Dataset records
>>>>

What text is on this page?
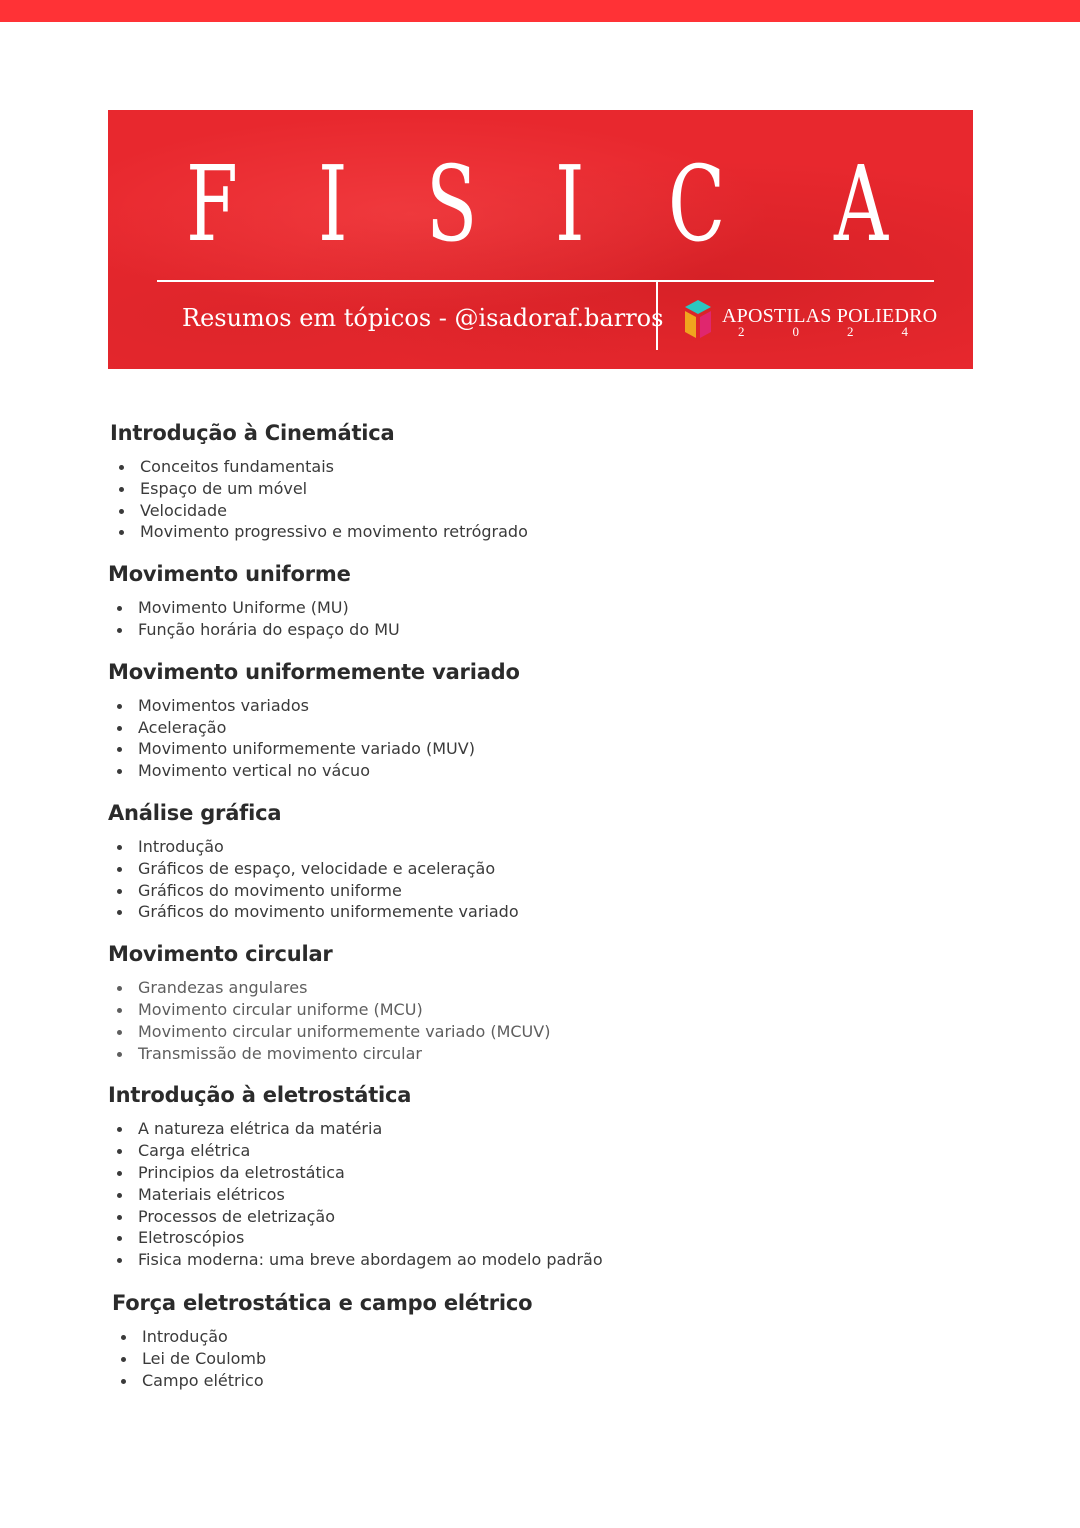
F I S I C A
Resumos em tópicos - @isadoraf.barros	APOSTILAS POLIEDRO
2	0	2	4
Introdução à Cinemática
Conceitos fundamentais
Espaço de um móvel
Velocidade
Movimento progressivo e movimento retrógrado
Movimento uniforme
Movimento Uniforme (MU)
Função horária do espaço do MU
Movimento uniformemente variado
Movimentos variados
Aceleração
Movimento uniformemente variado (MUV)
Movimento vertical no vácuo
Análise gráfica
Introdução
Gráficos de espaço, velocidade e aceleração
Gráficos do movimento uniforme
Gráficos do movimento uniformemente variado
Movimento circular
Grandezas angulares
Movimento circular uniforme (MCU)
Movimento circular uniformemente variado (MCUV)
Transmissão de movimento circular
Introdução à eletrostática
A natureza elétrica da matéria
Carga elétrica
Principios da eletrostática
Materiais elétricos
Processos de eletrização
Eletroscópios
Fisica moderna: uma breve abordagem ao modelo padrão
Força eletrostática e campo elétrico
Introdução
Lei de Coulomb
Campo elétrico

<<<<

## STATED TASK:
Gather and return every line that holds the string "elétrica".

## WRITTEN RESPONSE:
A natureza elétrica da matéria
Carga elétrica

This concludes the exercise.